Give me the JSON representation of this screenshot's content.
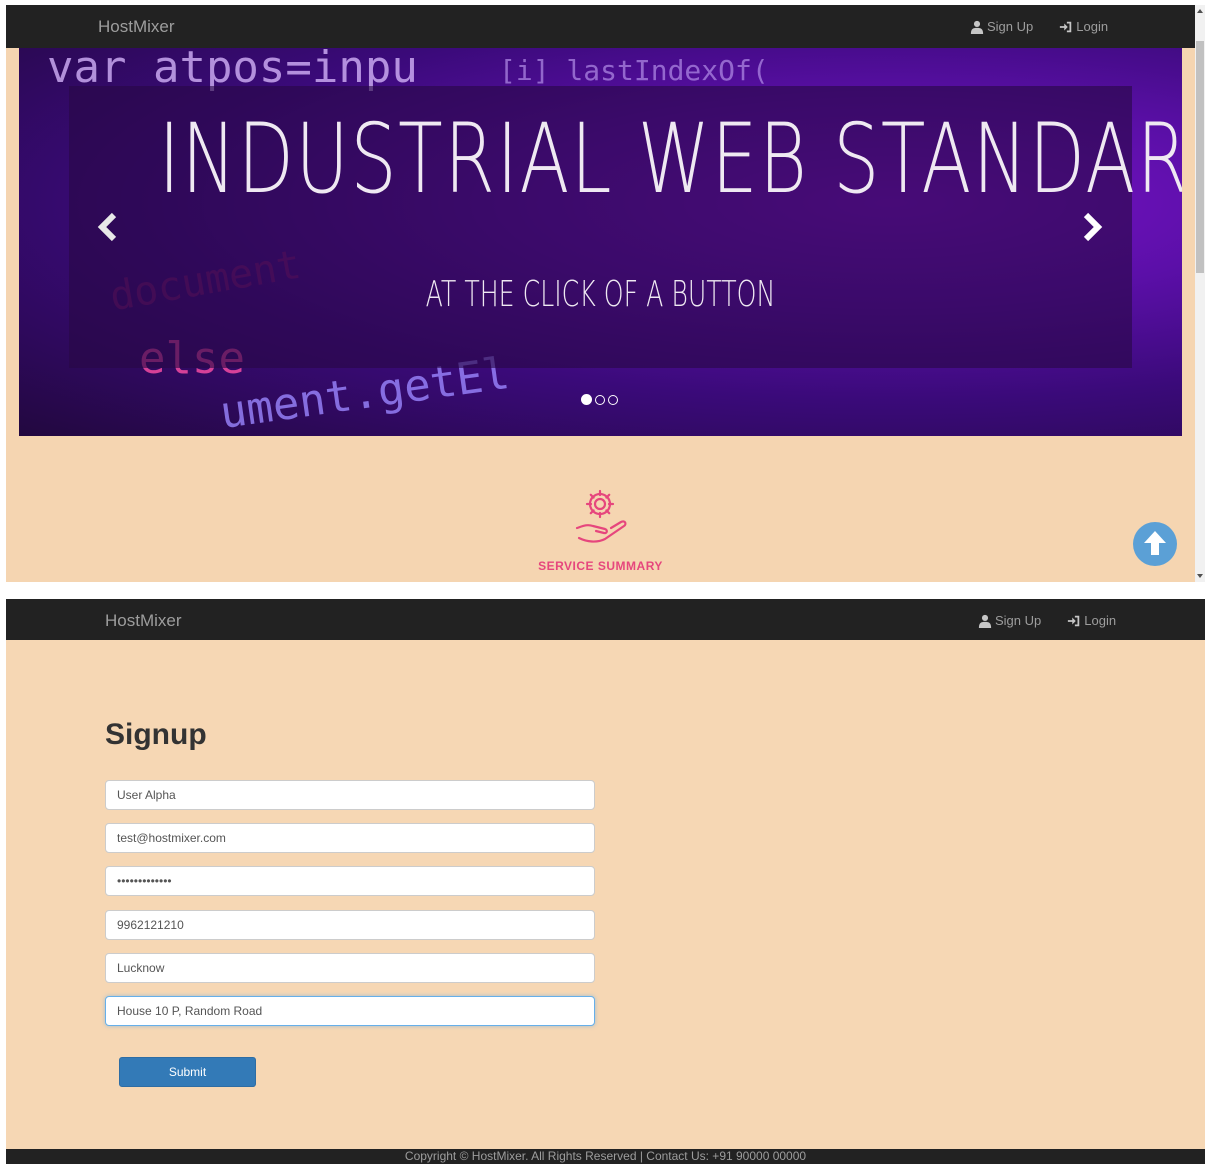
{
  "brand": "HostMixer",
  "nav": {
    "signup": "Sign Up",
    "login": "Login",
    "signup_icon": "user-icon",
    "login_icon": "login-icon"
  },
  "hero": {
    "headline": "INDUSTRIAL WEB STANDARDS",
    "subline": "AT THE CLICK OF A BUTTON",
    "background_code": [
      "var atpos=inpu",
      "[i] lastIndexOf(",
      "else",
      "ument.getEl",
      "document"
    ],
    "slide_count": 3,
    "active_slide": 1
  },
  "service": {
    "label": "SERVICE SUMMARY",
    "icon": "hand-gear-icon"
  },
  "back_to_top_icon": "arrow-up-icon",
  "signup_form": {
    "title": "Signup",
    "fields": [
      {
        "value": "User Alpha"
      },
      {
        "value": "test@hostmixer.com"
      },
      {
        "value": "•••••••••••••"
      },
      {
        "value": "9962121210"
      },
      {
        "value": "Lucknow"
      },
      {
        "value": "House 10 P, Random Road"
      }
    ],
    "submit_label": "Submit"
  },
  "footer": {
    "text": "Copyright © HostMixer. All Rights Reserved | Contact Us: +91 90000 00000"
  },
  "colors": {
    "navbar": "#222222",
    "page_background": "#f5d5b1",
    "accent_pink": "#e6467d",
    "primary_button": "#337ab7",
    "back_to_top": "#5ba0d6"
  }
}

WRITTEN TASK:
Go through the entries above and copy every line containing "value".

ANSWER:
        "value": "User Alpha"
        "value": "test@hostmixer.com"
        "value": "•••••••••••••"
        "value": "9962121210"
        "value": "Lucknow"
        "value": "House 10 P, Random Road"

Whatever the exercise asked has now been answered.